Written task |
Print all entries precisely as they are written.

Collection entries
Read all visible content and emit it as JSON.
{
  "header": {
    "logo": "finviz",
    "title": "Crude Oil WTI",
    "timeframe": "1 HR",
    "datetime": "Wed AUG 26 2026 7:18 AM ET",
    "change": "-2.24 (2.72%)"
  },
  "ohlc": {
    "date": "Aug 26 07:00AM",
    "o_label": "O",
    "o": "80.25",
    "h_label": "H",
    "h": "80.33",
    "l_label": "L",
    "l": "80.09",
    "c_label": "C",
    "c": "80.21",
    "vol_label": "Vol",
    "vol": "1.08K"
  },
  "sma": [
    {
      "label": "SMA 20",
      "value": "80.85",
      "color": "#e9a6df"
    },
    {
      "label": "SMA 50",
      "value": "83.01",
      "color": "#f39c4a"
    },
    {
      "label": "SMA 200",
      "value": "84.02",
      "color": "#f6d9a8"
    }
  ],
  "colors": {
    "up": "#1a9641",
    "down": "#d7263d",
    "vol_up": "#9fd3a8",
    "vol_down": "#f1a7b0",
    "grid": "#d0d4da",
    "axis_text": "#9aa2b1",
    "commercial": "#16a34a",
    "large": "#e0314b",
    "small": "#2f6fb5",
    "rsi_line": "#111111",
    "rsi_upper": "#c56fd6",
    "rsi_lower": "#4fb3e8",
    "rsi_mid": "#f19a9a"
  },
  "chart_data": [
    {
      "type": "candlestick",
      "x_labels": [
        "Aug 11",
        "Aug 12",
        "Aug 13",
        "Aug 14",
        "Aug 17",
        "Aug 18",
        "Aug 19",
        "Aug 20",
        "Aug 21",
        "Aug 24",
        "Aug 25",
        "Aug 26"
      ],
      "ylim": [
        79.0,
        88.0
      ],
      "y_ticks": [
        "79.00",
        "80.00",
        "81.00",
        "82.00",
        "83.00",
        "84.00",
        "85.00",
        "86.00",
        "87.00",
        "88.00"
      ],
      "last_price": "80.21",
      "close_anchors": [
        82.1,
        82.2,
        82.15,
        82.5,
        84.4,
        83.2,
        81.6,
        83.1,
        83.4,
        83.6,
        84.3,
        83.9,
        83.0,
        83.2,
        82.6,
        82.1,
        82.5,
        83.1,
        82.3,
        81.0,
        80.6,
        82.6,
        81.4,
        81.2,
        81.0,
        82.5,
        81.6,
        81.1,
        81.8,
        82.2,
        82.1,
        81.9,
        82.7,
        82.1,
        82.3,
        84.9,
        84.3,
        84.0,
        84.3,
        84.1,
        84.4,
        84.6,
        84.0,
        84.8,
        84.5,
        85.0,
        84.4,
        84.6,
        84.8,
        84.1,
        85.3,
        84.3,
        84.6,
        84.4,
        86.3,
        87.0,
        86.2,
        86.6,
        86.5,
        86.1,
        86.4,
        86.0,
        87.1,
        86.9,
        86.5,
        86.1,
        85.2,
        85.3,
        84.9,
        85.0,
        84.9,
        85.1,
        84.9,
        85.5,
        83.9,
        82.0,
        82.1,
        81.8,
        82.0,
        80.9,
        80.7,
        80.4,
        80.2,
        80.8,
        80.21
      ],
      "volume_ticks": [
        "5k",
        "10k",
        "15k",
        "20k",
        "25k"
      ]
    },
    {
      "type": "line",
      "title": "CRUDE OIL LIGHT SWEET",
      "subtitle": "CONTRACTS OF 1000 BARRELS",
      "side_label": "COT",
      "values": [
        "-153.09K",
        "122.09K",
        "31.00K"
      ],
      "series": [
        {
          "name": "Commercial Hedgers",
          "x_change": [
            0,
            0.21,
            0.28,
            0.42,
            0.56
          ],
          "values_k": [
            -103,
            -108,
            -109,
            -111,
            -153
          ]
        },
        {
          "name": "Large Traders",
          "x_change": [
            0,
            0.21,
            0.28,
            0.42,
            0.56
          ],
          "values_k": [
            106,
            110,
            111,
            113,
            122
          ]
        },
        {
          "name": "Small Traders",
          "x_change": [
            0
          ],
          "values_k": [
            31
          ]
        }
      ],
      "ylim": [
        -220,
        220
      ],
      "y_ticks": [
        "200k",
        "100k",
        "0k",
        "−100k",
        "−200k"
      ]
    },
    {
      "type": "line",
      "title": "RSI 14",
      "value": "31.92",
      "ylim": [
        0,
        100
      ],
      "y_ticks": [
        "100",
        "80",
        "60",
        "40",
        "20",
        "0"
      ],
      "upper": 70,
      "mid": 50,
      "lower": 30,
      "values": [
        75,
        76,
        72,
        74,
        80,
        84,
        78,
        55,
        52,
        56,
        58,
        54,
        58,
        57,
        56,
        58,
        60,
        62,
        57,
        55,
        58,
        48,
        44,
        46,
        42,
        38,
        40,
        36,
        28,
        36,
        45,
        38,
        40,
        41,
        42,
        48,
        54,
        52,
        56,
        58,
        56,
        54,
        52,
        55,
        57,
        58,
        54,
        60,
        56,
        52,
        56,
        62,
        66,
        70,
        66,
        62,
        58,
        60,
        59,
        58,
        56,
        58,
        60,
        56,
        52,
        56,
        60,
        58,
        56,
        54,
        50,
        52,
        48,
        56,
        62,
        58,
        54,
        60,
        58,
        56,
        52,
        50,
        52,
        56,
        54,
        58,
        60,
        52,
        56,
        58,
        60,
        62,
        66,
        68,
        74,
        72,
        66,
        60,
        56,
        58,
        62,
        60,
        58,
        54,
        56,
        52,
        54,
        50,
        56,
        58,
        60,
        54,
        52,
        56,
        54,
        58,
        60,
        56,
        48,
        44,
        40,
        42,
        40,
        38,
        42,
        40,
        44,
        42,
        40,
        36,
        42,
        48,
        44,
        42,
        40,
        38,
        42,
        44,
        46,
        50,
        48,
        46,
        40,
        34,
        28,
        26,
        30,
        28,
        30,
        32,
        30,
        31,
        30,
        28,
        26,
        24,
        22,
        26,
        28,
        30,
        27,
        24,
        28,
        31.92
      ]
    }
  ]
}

Output for this task |
Read all visible content and emit it as JSON.
{
  "header": {
    "logo": "finviz",
    "title": "Crude Oil WTI",
    "timeframe": "1 HR",
    "datetime": "Wed AUG 26 2026 7:18 AM ET",
    "change": "-2.24 (2.72%)"
  },
  "ohlc": {
    "date": "Aug 26 07:00AM",
    "o_label": "O",
    "o": "80.25",
    "h_label": "H",
    "h": "80.33",
    "l_label": "L",
    "l": "80.09",
    "c_label": "C",
    "c": "80.21",
    "vol_label": "Vol",
    "vol": "1.08K"
  },
  "sma": [
    {
      "label": "SMA 20",
      "value": "80.85",
      "color": "#e9a6df"
    },
    {
      "label": "SMA 50",
      "value": "83.01",
      "color": "#f39c4a"
    },
    {
      "label": "SMA 200",
      "value": "84.02",
      "color": "#f6d9a8"
    }
  ],
  "colors": {
    "up": "#1a9641",
    "down": "#d7263d",
    "vol_up": "#9fd3a8",
    "vol_down": "#f1a7b0",
    "grid": "#d0d4da",
    "axis_text": "#9aa2b1",
    "commercial": "#16a34a",
    "large": "#e0314b",
    "small": "#2f6fb5",
    "rsi_line": "#111111",
    "rsi_upper": "#c56fd6",
    "rsi_lower": "#4fb3e8",
    "rsi_mid": "#f19a9a"
  },
  "chart_data": [
    {
      "type": "candlestick",
      "x_labels": [
        "Aug 11",
        "Aug 12",
        "Aug 13",
        "Aug 14",
        "Aug 17",
        "Aug 18",
        "Aug 19",
        "Aug 20",
        "Aug 21",
        "Aug 24",
        "Aug 25",
        "Aug 26"
      ],
      "ylim": [
        79.0,
        88.0
      ],
      "y_ticks": [
        "79.00",
        "80.00",
        "81.00",
        "82.00",
        "83.00",
        "84.00",
        "85.00",
        "86.00",
        "87.00",
        "88.00"
      ],
      "last_price": "80.21",
      "close_anchors": [
        82.1,
        82.2,
        82.15,
        82.5,
        84.4,
        83.2,
        81.6,
        83.1,
        83.4,
        83.6,
        84.3,
        83.9,
        83.0,
        83.2,
        82.6,
        82.1,
        82.5,
        83.1,
        82.3,
        81.0,
        80.6,
        82.6,
        81.4,
        81.2,
        81.0,
        82.5,
        81.6,
        81.1,
        81.8,
        82.2,
        82.1,
        81.9,
        82.7,
        82.1,
        82.3,
        84.9,
        84.3,
        84.0,
        84.3,
        84.1,
        84.4,
        84.6,
        84.0,
        84.8,
        84.5,
        85.0,
        84.4,
        84.6,
        84.8,
        84.1,
        85.3,
        84.3,
        84.6,
        84.4,
        86.3,
        87.0,
        86.2,
        86.6,
        86.5,
        86.1,
        86.4,
        86.0,
        87.1,
        86.9,
        86.5,
        86.1,
        85.2,
        85.3,
        84.9,
        85.0,
        84.9,
        85.1,
        84.9,
        85.5,
        83.9,
        82.0,
        82.1,
        81.8,
        82.0,
        80.9,
        80.7,
        80.4,
        80.2,
        80.8,
        80.21
      ],
      "volume_ticks": [
        "5k",
        "10k",
        "15k",
        "20k",
        "25k"
      ]
    },
    {
      "type": "line",
      "title": "CRUDE OIL LIGHT SWEET",
      "subtitle": "CONTRACTS OF 1000 BARRELS",
      "side_label": "COT",
      "values": [
        "-153.09K",
        "122.09K",
        "31.00K"
      ],
      "series": [
        {
          "name": "Commercial Hedgers",
          "x_change": [
            0,
            0.21,
            0.28,
            0.42,
            0.56
          ],
          "values_k": [
            -103,
            -108,
            -109,
            -111,
            -153
          ]
        },
        {
          "name": "Large Traders",
          "x_change": [
            0,
            0.21,
            0.28,
            0.42,
            0.56
          ],
          "values_k": [
            106,
            110,
            111,
            113,
            122
          ]
        },
        {
          "name": "Small Traders",
          "x_change": [
            0
          ],
          "values_k": [
            31
          ]
        }
      ],
      "ylim": [
        -220,
        220
      ],
      "y_ticks": [
        "200k",
        "100k",
        "0k",
        "−100k",
        "−200k"
      ]
    },
    {
      "type": "line",
      "title": "RSI 14",
      "value": "31.92",
      "ylim": [
        0,
        100
      ],
      "y_ticks": [
        "100",
        "80",
        "60",
        "40",
        "20",
        "0"
      ],
      "upper": 70,
      "mid": 50,
      "lower": 30,
      "values": [
        75,
        76,
        72,
        74,
        80,
        84,
        78,
        55,
        52,
        56,
        58,
        54,
        58,
        57,
        56,
        58,
        60,
        62,
        57,
        55,
        58,
        48,
        44,
        46,
        42,
        38,
        40,
        36,
        28,
        36,
        45,
        38,
        40,
        41,
        42,
        48,
        54,
        52,
        56,
        58,
        56,
        54,
        52,
        55,
        57,
        58,
        54,
        60,
        56,
        52,
        56,
        62,
        66,
        70,
        66,
        62,
        58,
        60,
        59,
        58,
        56,
        58,
        60,
        56,
        52,
        56,
        60,
        58,
        56,
        54,
        50,
        52,
        48,
        56,
        62,
        58,
        54,
        60,
        58,
        56,
        52,
        50,
        52,
        56,
        54,
        58,
        60,
        52,
        56,
        58,
        60,
        62,
        66,
        68,
        74,
        72,
        66,
        60,
        56,
        58,
        62,
        60,
        58,
        54,
        56,
        52,
        54,
        50,
        56,
        58,
        60,
        54,
        52,
        56,
        54,
        58,
        60,
        56,
        48,
        44,
        40,
        42,
        40,
        38,
        42,
        40,
        44,
        42,
        40,
        36,
        42,
        48,
        44,
        42,
        40,
        38,
        42,
        44,
        46,
        50,
        48,
        46,
        40,
        34,
        28,
        26,
        30,
        28,
        30,
        32,
        30,
        31,
        30,
        28,
        26,
        24,
        22,
        26,
        28,
        30,
        27,
        24,
        28,
        31.92
      ]
    }
  ]
}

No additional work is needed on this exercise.